- **SET EXERCISE**
Lines containing the word "TradingView" are the ones to copy from the records below.

- **EXTRACTED ENTRIES**
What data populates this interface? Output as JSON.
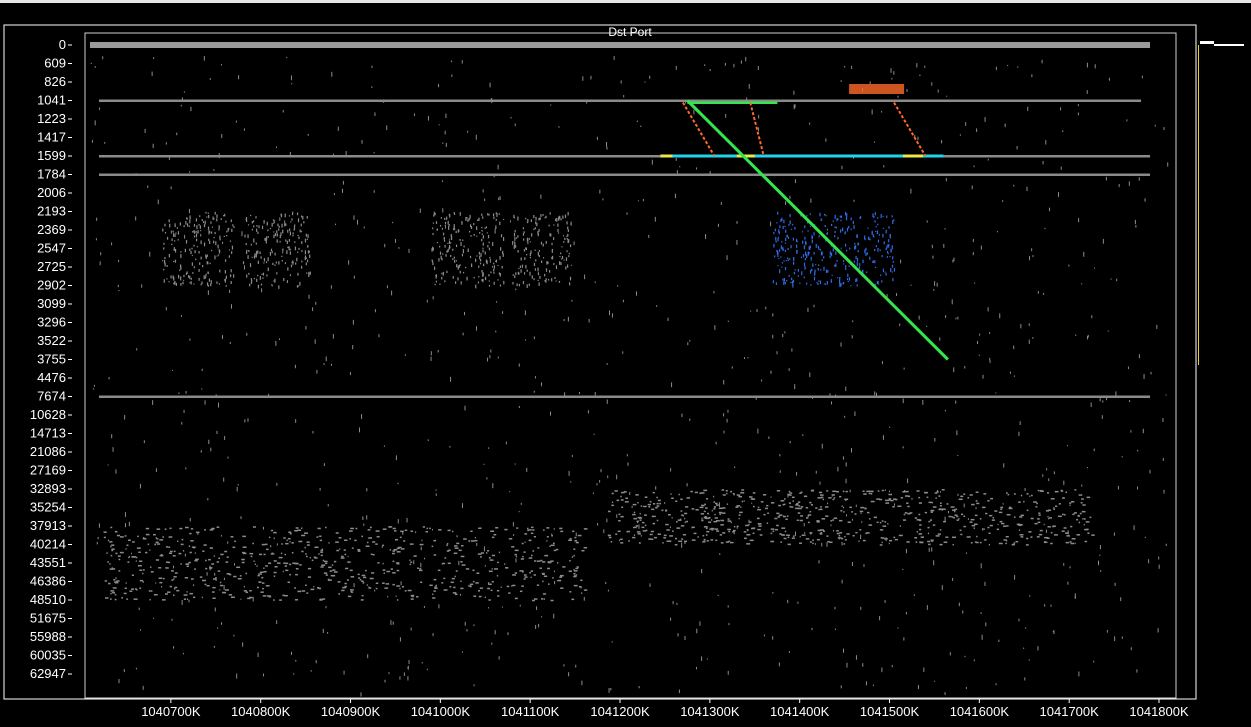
{
  "chart_data": {
    "type": "scatter",
    "title": "Dst Port",
    "xlabel": "",
    "ylabel": "",
    "x_ticks": [
      "1040700K",
      "1040800K",
      "1040900K",
      "1041000K",
      "1041100K",
      "1041200K",
      "1041300K",
      "1041400K",
      "1041500K",
      "1041600K",
      "1041700K",
      "1041800K"
    ],
    "xlim": [
      1040610,
      1041810
    ],
    "y_ticks": [
      "0",
      "609",
      "826",
      "1041",
      "1223",
      "1417",
      "1599",
      "1784",
      "2006",
      "2193",
      "2369",
      "2547",
      "2725",
      "2902",
      "3099",
      "3296",
      "3522",
      "3755",
      "4476",
      "7674",
      "10628",
      "14713",
      "21086",
      "27169",
      "32893",
      "35254",
      "37913",
      "40214",
      "43551",
      "46386",
      "48510",
      "51675",
      "55988",
      "60035",
      "62947"
    ],
    "y_scale": "port-rank (non-linear tick labels)",
    "grid": false,
    "legend": "none",
    "colors": {
      "background": "#000000",
      "frame": "#ffffff",
      "scan_points": "#8c8c8c",
      "diagonal_sweep": "#33e64d",
      "highlight_block": "#2e6be6",
      "orange_marks": "#ff6a2a",
      "cyan_marks": "#22d3ee",
      "yellow_marks": "#e8e84a",
      "side_bar": "#e6d21e"
    },
    "features": [
      {
        "kind": "dense band",
        "color": "gray",
        "y": "0",
        "x_range": [
          1040610,
          1041790
        ]
      },
      {
        "kind": "horizontal line",
        "color": "gray",
        "y": "1041",
        "x_range": [
          1040620,
          1041780
        ]
      },
      {
        "kind": "horizontal line",
        "color": "gray/cyan/yellow",
        "y": "1599",
        "x_range": [
          1040620,
          1041790
        ]
      },
      {
        "kind": "horizontal line",
        "color": "gray",
        "y": "1784",
        "x_range": [
          1040620,
          1041790
        ]
      },
      {
        "kind": "horizontal line",
        "color": "gray",
        "y": "7674",
        "x_range": [
          1040620,
          1041790
        ]
      },
      {
        "kind": "scatter blocks",
        "color": "gray",
        "y_range": [
          "2193",
          "2902"
        ],
        "x_ranges": [
          [
            1040690,
            1040770
          ],
          [
            1040780,
            1040855
          ],
          [
            1040990,
            1041070
          ],
          [
            1041080,
            1041145
          ]
        ]
      },
      {
        "kind": "scatter block",
        "color": "blue",
        "y_range": [
          "2193",
          "2902"
        ],
        "x_range": [
          1041370,
          1041505
        ]
      },
      {
        "kind": "diagonal line",
        "color": "green",
        "from": {
          "x": 1041275,
          "y": "1041"
        },
        "to": {
          "x": 1041565,
          "y": "3755"
        }
      },
      {
        "kind": "scatter band",
        "color": "gray",
        "y_range": [
          "32893",
          "40214"
        ],
        "x_range": [
          1041185,
          1041725
        ]
      },
      {
        "kind": "scatter band",
        "color": "gray",
        "y_range": [
          "37913",
          "48510"
        ],
        "x_range": [
          1040625,
          1041160
        ]
      }
    ]
  }
}
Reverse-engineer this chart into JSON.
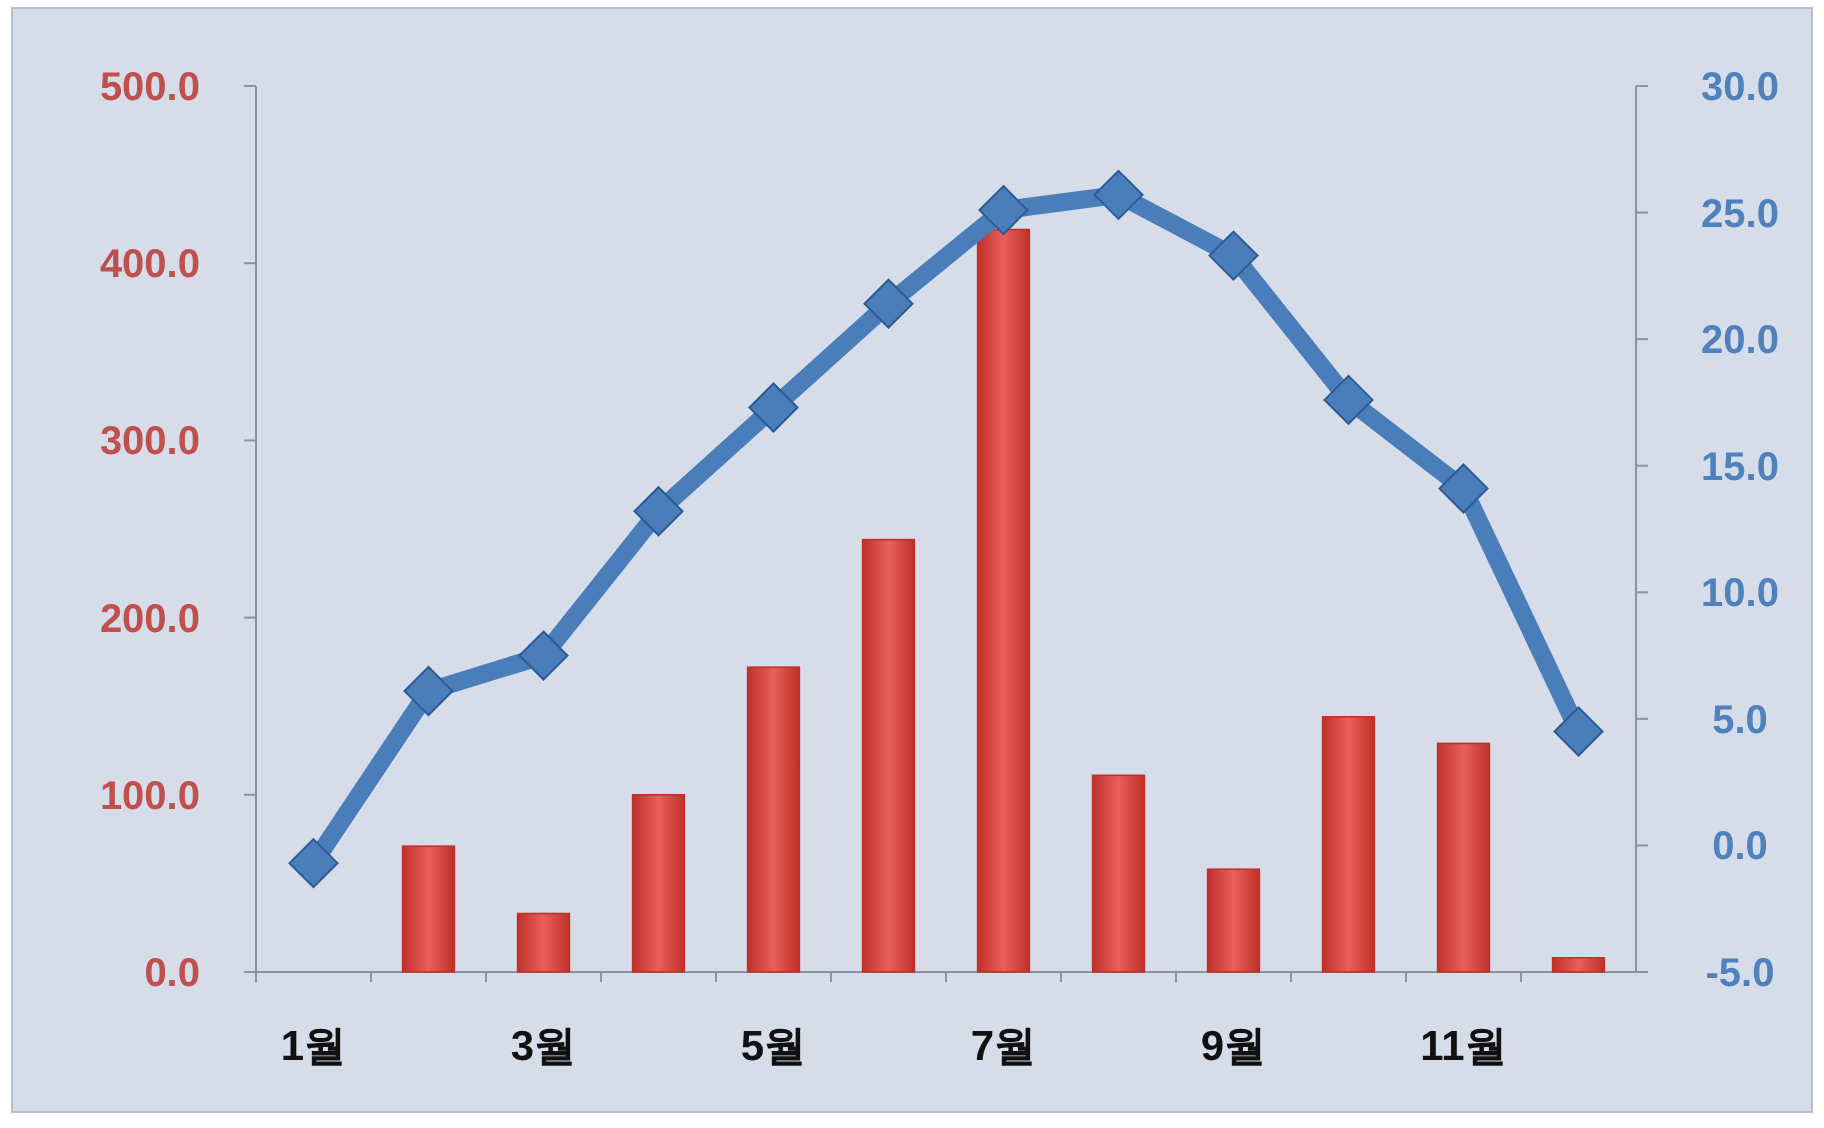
{
  "chart_data": {
    "type": "bar",
    "categories": [
      "1월",
      null,
      "3월",
      null,
      "5월",
      null,
      "7월",
      null,
      "9월",
      null,
      "11월",
      null
    ],
    "series": [
      {
        "color": "#c0302a",
        "values": [
          0,
          71,
          33,
          100,
          172,
          244,
          419,
          111,
          58,
          144,
          129,
          8
        ]
      },
      {
        "type": "line",
        "axis": "y2",
        "color": "#4a7ebb",
        "marker": "diamond",
        "values": [
          -0.7,
          6.1,
          7.5,
          13.2,
          17.3,
          21.4,
          25.1,
          25.7,
          23.3,
          17.6,
          14.1,
          4.5
        ]
      }
    ],
    "ylim": [
      0,
      500
    ],
    "yticks": [
      {
        "value": 0,
        "label": "0.0"
      },
      {
        "value": 100,
        "label": "100.0"
      },
      {
        "value": 200,
        "label": "200.0"
      },
      {
        "value": 300,
        "label": "300.0"
      },
      {
        "value": 400,
        "label": "400.0"
      },
      {
        "value": 500,
        "label": "500.0"
      }
    ],
    "y2lim": [
      -5,
      30
    ],
    "y2ticks": [
      {
        "value": -5,
        "label": "-5.0"
      },
      {
        "value": 0,
        "label": "0.0"
      },
      {
        "value": 5,
        "label": "5.0"
      },
      {
        "value": 10,
        "label": "10.0"
      },
      {
        "value": 15,
        "label": "15.0"
      },
      {
        "value": 20,
        "label": "20.0"
      },
      {
        "value": 25,
        "label": "25.0"
      },
      {
        "value": 30,
        "label": "30.0"
      }
    ],
    "grid": false
  }
}
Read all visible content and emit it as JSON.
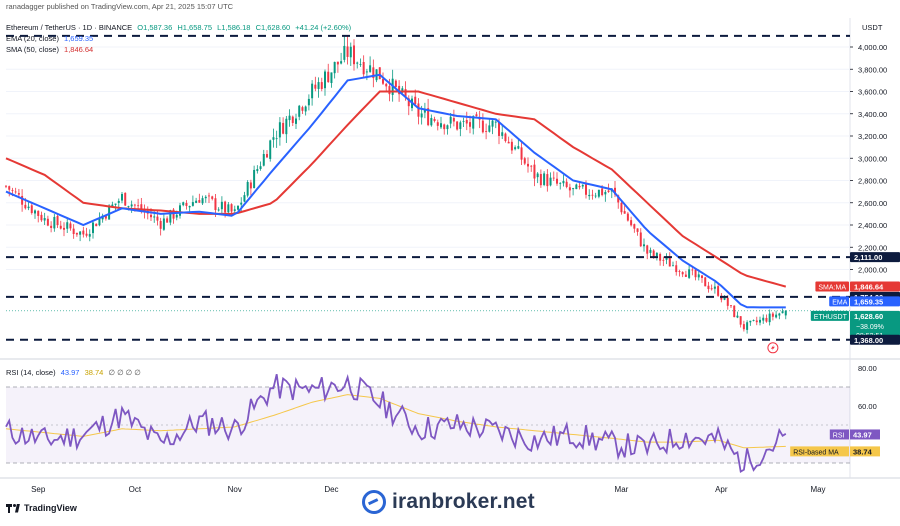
{
  "header": {
    "published": "ranadagger published on TradingView.com, Apr 21, 2025 15:07 UTC",
    "symbol": "Ethereum / TetherUS · 1D · BINANCE",
    "ohlc": {
      "o": "O1,587.36",
      "h": "H1,658.75",
      "l": "L1,586.18",
      "c": "C1,628.60",
      "chg": "+41.24 (+2.60%)"
    },
    "ema_label": "EMA (20, close)",
    "ema_value": "1,659.35",
    "sma_label": "SMA (50, close)",
    "sma_value": "1,846.64",
    "rsi_label": "RSI (14, close)",
    "rsi_value": "43.97",
    "rsi_ma_value": "38.74",
    "rsi_extra": "∅ ∅ ∅ ∅"
  },
  "price_axis": {
    "currency": "USDT",
    "ticks": [
      "4,000.00",
      "3,800.00",
      "3,600.00",
      "3,400.00",
      "3,200.00",
      "3,000.00",
      "2,800.00",
      "2,600.00",
      "2,400.00",
      "2,200.00",
      "2,000.00"
    ]
  },
  "price_tags": [
    {
      "label": "",
      "value": "2,111.00",
      "type": "level"
    },
    {
      "label": "SMA:MA",
      "value": "1,846.64",
      "type": "sma"
    },
    {
      "label": "",
      "value": "1,754.00",
      "type": "level"
    },
    {
      "label": "EMA",
      "value": "1,659.35",
      "type": "ema"
    },
    {
      "label": "ETHUSDT",
      "value": "1,628.60",
      "type": "last",
      "extra1": "−38.09%",
      "extra2": "08:52:51"
    },
    {
      "label": "",
      "value": "1,368.00",
      "type": "level"
    }
  ],
  "rsi_axis": {
    "ticks": [
      "80.00",
      "60.00"
    ]
  },
  "rsi_tags": [
    {
      "label": "RSI",
      "value": "43.97"
    },
    {
      "label": "RSI-based MA",
      "value": "38.74"
    }
  ],
  "time_axis": [
    "Sep",
    "Oct",
    "Nov",
    "Dec",
    "Mar",
    "Apr",
    "May"
  ],
  "branding": {
    "tradingview": "TradingView",
    "watermark": "iranbroker.net"
  },
  "colors": {
    "up": "#089981",
    "down": "#f23645",
    "ema": "#2962ff",
    "sma": "#e53935",
    "rsi": "#7e57c2",
    "rsi_ma": "#f5c74a",
    "level": "#0d1b3e"
  },
  "chart_data": [
    {
      "type": "candlestick",
      "title": "Ethereum / TetherUS · 1D · BINANCE",
      "currency": "USDT",
      "x": [
        "2024-08-22",
        "2024-09-03",
        "2024-09-15",
        "2024-09-27",
        "2024-10-09",
        "2024-10-21",
        "2024-11-01",
        "2024-11-13",
        "2024-11-25",
        "2024-12-06",
        "2024-12-16",
        "2024-12-28",
        "2025-01-09",
        "2025-01-21",
        "2025-02-02",
        "2025-02-14",
        "2025-02-26",
        "2025-03-09",
        "2025-03-20",
        "2025-03-31",
        "2025-04-08",
        "2025-04-21"
      ],
      "close": [
        2750,
        2450,
        2320,
        2650,
        2420,
        2650,
        2500,
        3200,
        3600,
        3950,
        3750,
        3400,
        3300,
        3300,
        2850,
        2700,
        2700,
        2150,
        2000,
        1800,
        1480,
        1628.6
      ],
      "ema20": [
        2700,
        2550,
        2400,
        2550,
        2500,
        2520,
        2480,
        2900,
        3300,
        3700,
        3750,
        3450,
        3380,
        3350,
        3050,
        2800,
        2720,
        2350,
        2080,
        1880,
        1660,
        1659.35
      ],
      "sma50": [
        3000,
        2850,
        2600,
        2550,
        2530,
        2500,
        2500,
        2600,
        2950,
        3300,
        3600,
        3600,
        3500,
        3400,
        3350,
        3100,
        2900,
        2600,
        2300,
        2100,
        1950,
        1846.64
      ],
      "levels": [
        4100,
        2111,
        1754,
        1368
      ],
      "yticks": [
        4000,
        3800,
        3600,
        3400,
        3200,
        3000,
        2800,
        2600,
        2400,
        2200,
        2000
      ],
      "legend_position": "top-left"
    },
    {
      "type": "line",
      "title": "RSI (14, close)",
      "x": [
        "2024-08-22",
        "2024-09-03",
        "2024-09-15",
        "2024-09-27",
        "2024-10-09",
        "2024-10-21",
        "2024-11-01",
        "2024-11-13",
        "2024-11-25",
        "2024-12-06",
        "2024-12-16",
        "2024-12-28",
        "2025-01-09",
        "2025-01-21",
        "2025-02-02",
        "2025-02-14",
        "2025-02-26",
        "2025-03-09",
        "2025-03-20",
        "2025-03-31",
        "2025-04-08",
        "2025-04-21"
      ],
      "series": [
        {
          "name": "RSI",
          "values": [
            47,
            42,
            45,
            55,
            40,
            52,
            48,
            70,
            68,
            72,
            62,
            48,
            50,
            47,
            42,
            45,
            40,
            38,
            44,
            42,
            30,
            43.97
          ]
        },
        {
          "name": "RSI-based MA",
          "values": [
            48,
            46,
            44,
            48,
            47,
            48,
            49,
            55,
            62,
            66,
            64,
            56,
            52,
            49,
            47,
            45,
            43,
            41,
            41,
            42,
            38,
            38.74
          ]
        }
      ],
      "yticks": [
        80,
        60
      ],
      "band": [
        30,
        70
      ]
    }
  ]
}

- **COMPLETE ANSWER**
    "published": "ranadagger published on TradingView.com, Apr 21, 2025 15:07 UTC",
    "tradingview": "TradingView",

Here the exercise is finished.